An exact copy of the records is required, minus the pictures they hold.

▬▬▬

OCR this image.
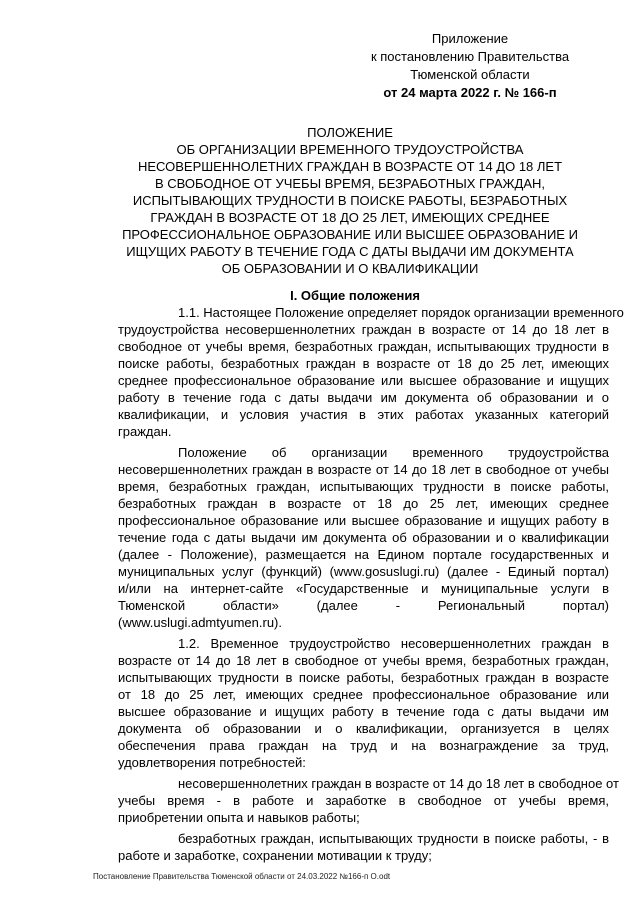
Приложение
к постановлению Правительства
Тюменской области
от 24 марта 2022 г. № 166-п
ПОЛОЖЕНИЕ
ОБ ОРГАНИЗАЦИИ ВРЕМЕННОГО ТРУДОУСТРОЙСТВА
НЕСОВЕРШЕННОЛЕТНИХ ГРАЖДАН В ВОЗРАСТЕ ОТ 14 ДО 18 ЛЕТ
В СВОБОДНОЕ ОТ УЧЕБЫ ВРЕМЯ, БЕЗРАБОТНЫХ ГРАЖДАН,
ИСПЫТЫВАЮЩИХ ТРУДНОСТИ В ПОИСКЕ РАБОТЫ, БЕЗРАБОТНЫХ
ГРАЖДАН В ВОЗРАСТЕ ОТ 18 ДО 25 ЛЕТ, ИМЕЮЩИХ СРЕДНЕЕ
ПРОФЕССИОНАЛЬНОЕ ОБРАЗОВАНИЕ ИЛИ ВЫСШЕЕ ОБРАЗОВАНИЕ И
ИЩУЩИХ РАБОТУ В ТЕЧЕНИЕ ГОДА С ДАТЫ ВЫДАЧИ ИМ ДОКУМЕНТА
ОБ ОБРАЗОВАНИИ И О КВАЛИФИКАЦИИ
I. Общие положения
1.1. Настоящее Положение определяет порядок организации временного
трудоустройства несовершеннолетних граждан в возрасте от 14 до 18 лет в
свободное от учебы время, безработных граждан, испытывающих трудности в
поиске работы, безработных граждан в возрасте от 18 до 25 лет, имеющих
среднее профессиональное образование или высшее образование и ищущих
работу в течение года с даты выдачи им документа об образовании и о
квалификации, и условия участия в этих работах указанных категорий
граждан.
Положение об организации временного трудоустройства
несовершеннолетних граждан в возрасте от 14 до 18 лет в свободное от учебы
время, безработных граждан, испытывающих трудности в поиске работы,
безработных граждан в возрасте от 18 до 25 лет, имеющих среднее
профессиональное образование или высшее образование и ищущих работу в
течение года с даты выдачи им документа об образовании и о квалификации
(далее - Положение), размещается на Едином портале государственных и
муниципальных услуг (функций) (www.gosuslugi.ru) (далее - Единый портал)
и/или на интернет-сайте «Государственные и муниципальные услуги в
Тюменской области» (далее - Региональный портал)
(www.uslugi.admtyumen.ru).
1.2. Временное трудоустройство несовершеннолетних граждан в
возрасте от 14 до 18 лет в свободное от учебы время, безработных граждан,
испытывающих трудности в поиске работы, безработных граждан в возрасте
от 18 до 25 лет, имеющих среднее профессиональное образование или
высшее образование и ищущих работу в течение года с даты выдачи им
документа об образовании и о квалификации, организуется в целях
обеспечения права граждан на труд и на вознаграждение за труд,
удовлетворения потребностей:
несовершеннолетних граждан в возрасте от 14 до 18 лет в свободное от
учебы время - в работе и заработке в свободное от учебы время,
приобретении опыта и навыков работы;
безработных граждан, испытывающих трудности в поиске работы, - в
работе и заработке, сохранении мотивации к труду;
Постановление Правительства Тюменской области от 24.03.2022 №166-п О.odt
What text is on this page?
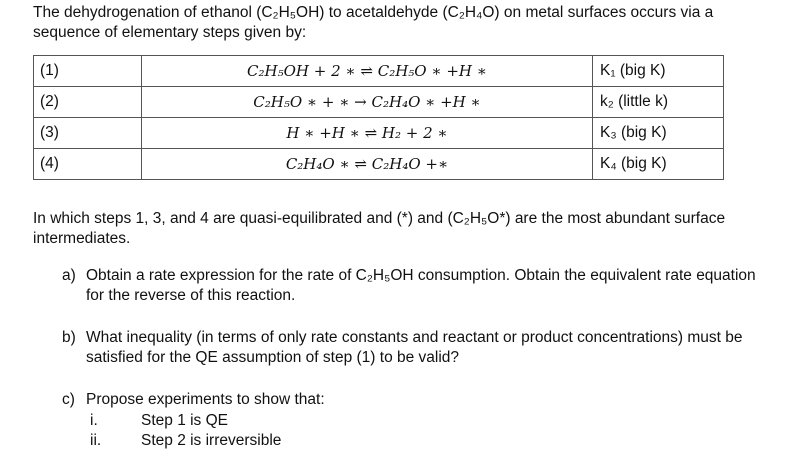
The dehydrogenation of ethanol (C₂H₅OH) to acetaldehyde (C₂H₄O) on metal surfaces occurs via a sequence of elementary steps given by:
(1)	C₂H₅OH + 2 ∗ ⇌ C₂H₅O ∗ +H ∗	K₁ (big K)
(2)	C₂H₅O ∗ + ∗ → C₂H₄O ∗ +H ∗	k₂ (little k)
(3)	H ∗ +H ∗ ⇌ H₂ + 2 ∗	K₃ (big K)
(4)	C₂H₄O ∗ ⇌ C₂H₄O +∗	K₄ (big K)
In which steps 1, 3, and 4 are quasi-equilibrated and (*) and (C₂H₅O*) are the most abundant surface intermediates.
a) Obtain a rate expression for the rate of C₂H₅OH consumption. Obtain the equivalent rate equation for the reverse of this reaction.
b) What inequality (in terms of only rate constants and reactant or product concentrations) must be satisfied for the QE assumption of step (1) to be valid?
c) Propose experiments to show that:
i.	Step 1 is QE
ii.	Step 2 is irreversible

▬▬▬

**Written response:**
OCR this image.
Приложение
к постановлению Правительства
Тюменской области
от 24 марта 2022 г. № 166-п
ПОЛОЖЕНИЕ
ОБ ОРГАНИЗАЦИИ ВРЕМЕННОГО ТРУДОУСТРОЙСТВА
НЕСОВЕРШЕННОЛЕТНИХ ГРАЖДАН В ВОЗРАСТЕ ОТ 14 ДО 18 ЛЕТ
В СВОБОДНОЕ ОТ УЧЕБЫ ВРЕМЯ, БЕЗРАБОТНЫХ ГРАЖДАН,
ИСПЫТЫВАЮЩИХ ТРУДНОСТИ В ПОИСКЕ РАБОТЫ, БЕЗРАБОТНЫХ
ГРАЖДАН В ВОЗРАСТЕ ОТ 18 ДО 25 ЛЕТ, ИМЕЮЩИХ СРЕДНЕЕ
ПРОФЕССИОНАЛЬНОЕ ОБРАЗОВАНИЕ ИЛИ ВЫСШЕЕ ОБРАЗОВАНИЕ И
ИЩУЩИХ РАБОТУ В ТЕЧЕНИЕ ГОДА С ДАТЫ ВЫДАЧИ ИМ ДОКУМЕНТА
ОБ ОБРАЗОВАНИИ И О КВАЛИФИКАЦИИ
I. Общие положения
1.1. Настоящее Положение определяет порядок организации временного
трудоустройства несовершеннолетних граждан в возрасте от 14 до 18 лет в
свободное от учебы время, безработных граждан, испытывающих трудности в
поиске работы, безработных граждан в возрасте от 18 до 25 лет, имеющих
среднее профессиональное образование или высшее образование и ищущих
работу в течение года с даты выдачи им документа об образовании и о
квалификации, и условия участия в этих работах указанных категорий
граждан.
Положение об организации временного трудоустройства
несовершеннолетних граждан в возрасте от 14 до 18 лет в свободное от учебы
время, безработных граждан, испытывающих трудности в поиске работы,
безработных граждан в возрасте от 18 до 25 лет, имеющих среднее
профессиональное образование или высшее образование и ищущих работу в
течение года с даты выдачи им документа об образовании и о квалификации
(далее - Положение), размещается на Едином портале государственных и
муниципальных услуг (функций) (www.gosuslugi.ru) (далее - Единый портал)
и/или на интернет-сайте «Государственные и муниципальные услуги в
Тюменской области» (далее - Региональный портал)
(www.uslugi.admtyumen.ru).
1.2. Временное трудоустройство несовершеннолетних граждан в
возрасте от 14 до 18 лет в свободное от учебы время, безработных граждан,
испытывающих трудности в поиске работы, безработных граждан в возрасте
от 18 до 25 лет, имеющих среднее профессиональное образование или
высшее образование и ищущих работу в течение года с даты выдачи им
документа об образовании и о квалификации, организуется в целях
обеспечения права граждан на труд и на вознаграждение за труд,
удовлетворения потребностей:
несовершеннолетних граждан в возрасте от 14 до 18 лет в свободное от
учебы время - в работе и заработке в свободное от учебы время,
приобретении опыта и навыков работы;
безработных граждан, испытывающих трудности в поиске работы, - в
работе и заработке, сохранении мотивации к труду;
Постановление Правительства Тюменской области от 24.03.2022 №166-п О.odt
What text is on this page?
The dehydrogenation of ethanol (C₂H₅OH) to acetaldehyde (C₂H₄O) on metal surfaces occurs via a sequence of elementary steps given by:
(1)	C₂H₅OH + 2 ∗ ⇌ C₂H₅O ∗ +H ∗	K₁ (big K)
(2)	C₂H₅O ∗ + ∗ → C₂H₄O ∗ +H ∗	k₂ (little k)
(3)	H ∗ +H ∗ ⇌ H₂ + 2 ∗	K₃ (big K)
(4)	C₂H₄O ∗ ⇌ C₂H₄O +∗	K₄ (big K)
In which steps 1, 3, and 4 are quasi-equilibrated and (*) and (C₂H₅O*) are the most abundant surface intermediates.
a) Obtain a rate expression for the rate of C₂H₅OH consumption. Obtain the equivalent rate equation for the reverse of this reaction.
b) What inequality (in terms of only rate constants and reactant or product concentrations) must be satisfied for the QE assumption of step (1) to be valid?
c) Propose experiments to show that:
i.	Step 1 is QE
ii.	Step 2 is irreversible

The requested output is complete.